▶ **Direction**: With the images removed, repeat the data below exactly.

▶ **Available records**:
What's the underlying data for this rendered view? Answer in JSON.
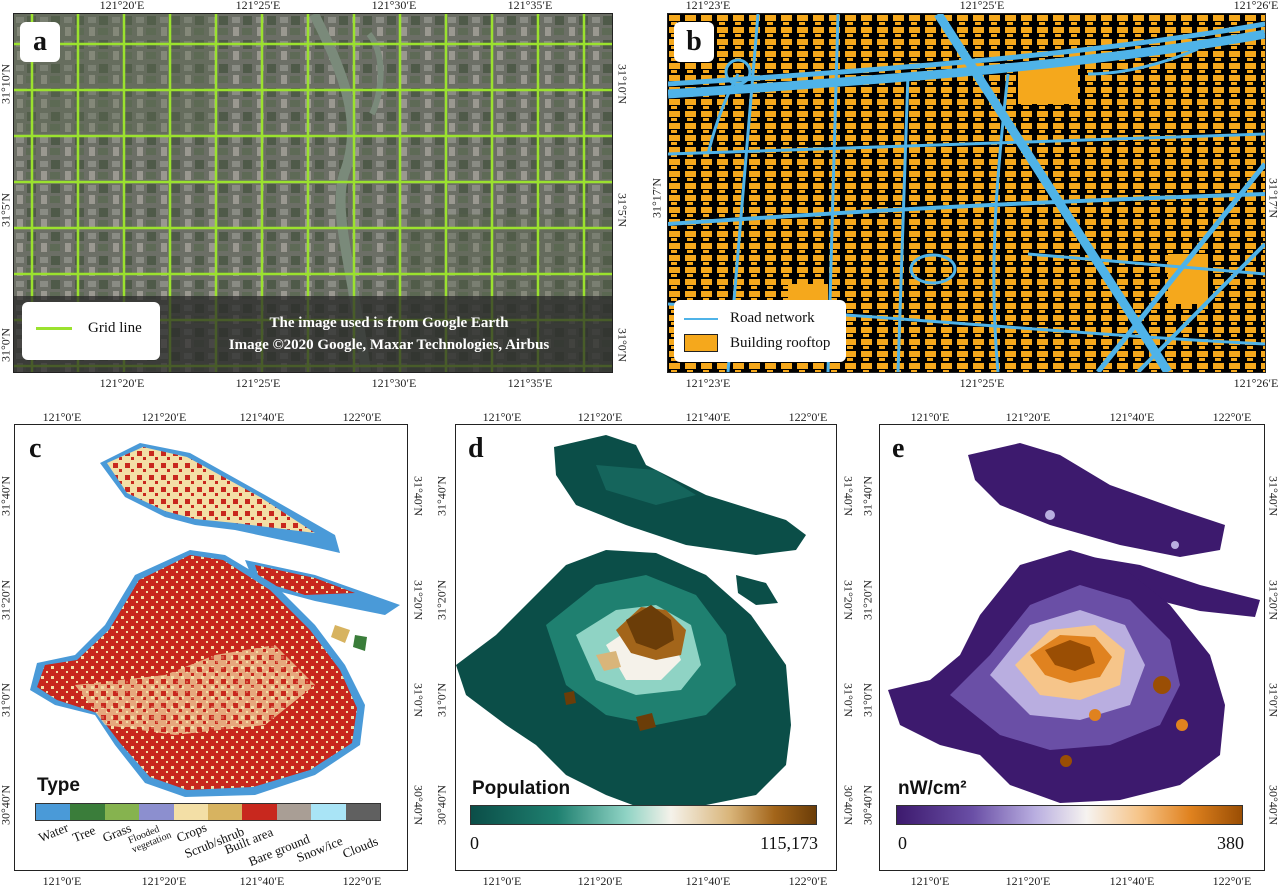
{
  "panels": {
    "a": {
      "letter": "a",
      "top_ticks": [
        "121°20′E",
        "121°25′E",
        "121°30′E",
        "121°35′E"
      ],
      "bottom_ticks": [
        "121°20′E",
        "121°25′E",
        "121°30′E",
        "121°35′E"
      ],
      "left_ticks": [
        "31°10′N",
        "31°5′N",
        "31°0′N"
      ],
      "right_ticks": [
        "31°10′N",
        "31°5′N",
        "31°0′N"
      ],
      "legend_label": "Grid line",
      "credit_line1": "The image used is from Google Earth",
      "credit_line2": "Image ©2020 Google, Maxar Technologies, Airbus"
    },
    "b": {
      "letter": "b",
      "top_ticks": [
        "121°23′E",
        "121°25′E",
        "121°26′E"
      ],
      "bottom_ticks": [
        "121°23′E",
        "121°25′E",
        "121°26′E"
      ],
      "left_ticks": [
        "31°17′N"
      ],
      "right_ticks": [
        "31°17′N"
      ],
      "legend_road": "Road network",
      "legend_building": "Building rooftop"
    },
    "c": {
      "letter": "c",
      "top_ticks": [
        "121°0′E",
        "121°20′E",
        "121°40′E",
        "122°0′E"
      ],
      "bottom_ticks": [
        "121°0′E",
        "121°20′E",
        "121°40′E",
        "122°0′E"
      ],
      "left_ticks": [
        "31°40′N",
        "31°20′N",
        "31°0′N",
        "30°40′N"
      ],
      "right_ticks": [
        "31°40′N",
        "31°20′N",
        "31°0′N",
        "30°40′N"
      ],
      "legend_title": "Type",
      "types": [
        {
          "label": "Water",
          "color": "#4a9ad8"
        },
        {
          "label": "Tree",
          "color": "#3a7d3a"
        },
        {
          "label": "Grass",
          "color": "#86b34f"
        },
        {
          "label": "Flooded vegetation",
          "color": "#8c8fcf"
        },
        {
          "label": "Crops",
          "color": "#f3dfa6"
        },
        {
          "label": "Scrub/shrub",
          "color": "#d7b360"
        },
        {
          "label": "Built area",
          "color": "#c8281e"
        },
        {
          "label": "Bare ground",
          "color": "#a99e95"
        },
        {
          "label": "Snow/ice",
          "color": "#a9e4f6"
        },
        {
          "label": "Clouds",
          "color": "#606060"
        }
      ]
    },
    "d": {
      "letter": "d",
      "top_ticks": [
        "121°0′E",
        "121°20′E",
        "121°40′E",
        "122°0′E"
      ],
      "bottom_ticks": [
        "121°0′E",
        "121°20′E",
        "121°40′E",
        "122°0′E"
      ],
      "left_ticks": [
        "31°40′N",
        "31°20′N",
        "31°0′N",
        "30°40′N"
      ],
      "right_ticks": [
        "31°40′N",
        "31°20′N",
        "31°0′N",
        "30°40′N"
      ],
      "legend_title": "Population",
      "min_label": "0",
      "max_label": "115,173",
      "colors": [
        "#0b4e48",
        "#1f8070",
        "#8fd3c4",
        "#f5f2ea",
        "#d9b57a",
        "#a3651a",
        "#6b3d08"
      ]
    },
    "e": {
      "letter": "e",
      "top_ticks": [
        "121°0′E",
        "121°20′E",
        "121°40′E",
        "122°0′E"
      ],
      "bottom_ticks": [
        "121°0′E",
        "121°20′E",
        "121°40′E",
        "122°0′E"
      ],
      "left_ticks": [
        "31°40′N",
        "31°20′N",
        "31°0′N",
        "30°40′N"
      ],
      "right_ticks": [
        "31°40′N",
        "31°20′N",
        "31°0′N",
        "30°40′N"
      ],
      "legend_title": "nW/cm²",
      "min_label": "0",
      "max_label": "380",
      "colors": [
        "#3d1a6e",
        "#6a4fa6",
        "#b9aee0",
        "#f6f3f0",
        "#f6c58a",
        "#e0821f",
        "#9a4e04"
      ]
    }
  }
}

▶ **Completed task**:
What's the underlying data for this rendered view? Answer in JSON.
{
  "panels": {
    "a": {
      "letter": "a",
      "top_ticks": [
        "121°20′E",
        "121°25′E",
        "121°30′E",
        "121°35′E"
      ],
      "bottom_ticks": [
        "121°20′E",
        "121°25′E",
        "121°30′E",
        "121°35′E"
      ],
      "left_ticks": [
        "31°10′N",
        "31°5′N",
        "31°0′N"
      ],
      "right_ticks": [
        "31°10′N",
        "31°5′N",
        "31°0′N"
      ],
      "legend_label": "Grid line",
      "credit_line1": "The image used is from Google Earth",
      "credit_line2": "Image ©2020 Google, Maxar Technologies, Airbus"
    },
    "b": {
      "letter": "b",
      "top_ticks": [
        "121°23′E",
        "121°25′E",
        "121°26′E"
      ],
      "bottom_ticks": [
        "121°23′E",
        "121°25′E",
        "121°26′E"
      ],
      "left_ticks": [
        "31°17′N"
      ],
      "right_ticks": [
        "31°17′N"
      ],
      "legend_road": "Road network",
      "legend_building": "Building rooftop"
    },
    "c": {
      "letter": "c",
      "top_ticks": [
        "121°0′E",
        "121°20′E",
        "121°40′E",
        "122°0′E"
      ],
      "bottom_ticks": [
        "121°0′E",
        "121°20′E",
        "121°40′E",
        "122°0′E"
      ],
      "left_ticks": [
        "31°40′N",
        "31°20′N",
        "31°0′N",
        "30°40′N"
      ],
      "right_ticks": [
        "31°40′N",
        "31°20′N",
        "31°0′N",
        "30°40′N"
      ],
      "legend_title": "Type",
      "types": [
        {
          "label": "Water",
          "color": "#4a9ad8"
        },
        {
          "label": "Tree",
          "color": "#3a7d3a"
        },
        {
          "label": "Grass",
          "color": "#86b34f"
        },
        {
          "label": "Flooded vegetation",
          "color": "#8c8fcf"
        },
        {
          "label": "Crops",
          "color": "#f3dfa6"
        },
        {
          "label": "Scrub/shrub",
          "color": "#d7b360"
        },
        {
          "label": "Built area",
          "color": "#c8281e"
        },
        {
          "label": "Bare ground",
          "color": "#a99e95"
        },
        {
          "label": "Snow/ice",
          "color": "#a9e4f6"
        },
        {
          "label": "Clouds",
          "color": "#606060"
        }
      ]
    },
    "d": {
      "letter": "d",
      "top_ticks": [
        "121°0′E",
        "121°20′E",
        "121°40′E",
        "122°0′E"
      ],
      "bottom_ticks": [
        "121°0′E",
        "121°20′E",
        "121°40′E",
        "122°0′E"
      ],
      "left_ticks": [
        "31°40′N",
        "31°20′N",
        "31°0′N",
        "30°40′N"
      ],
      "right_ticks": [
        "31°40′N",
        "31°20′N",
        "31°0′N",
        "30°40′N"
      ],
      "legend_title": "Population",
      "min_label": "0",
      "max_label": "115,173",
      "colors": [
        "#0b4e48",
        "#1f8070",
        "#8fd3c4",
        "#f5f2ea",
        "#d9b57a",
        "#a3651a",
        "#6b3d08"
      ]
    },
    "e": {
      "letter": "e",
      "top_ticks": [
        "121°0′E",
        "121°20′E",
        "121°40′E",
        "122°0′E"
      ],
      "bottom_ticks": [
        "121°0′E",
        "121°20′E",
        "121°40′E",
        "122°0′E"
      ],
      "left_ticks": [
        "31°40′N",
        "31°20′N",
        "31°0′N",
        "30°40′N"
      ],
      "right_ticks": [
        "31°40′N",
        "31°20′N",
        "31°0′N",
        "30°40′N"
      ],
      "legend_title": "nW/cm²",
      "min_label": "0",
      "max_label": "380",
      "colors": [
        "#3d1a6e",
        "#6a4fa6",
        "#b9aee0",
        "#f6f3f0",
        "#f6c58a",
        "#e0821f",
        "#9a4e04"
      ]
    }
  }
}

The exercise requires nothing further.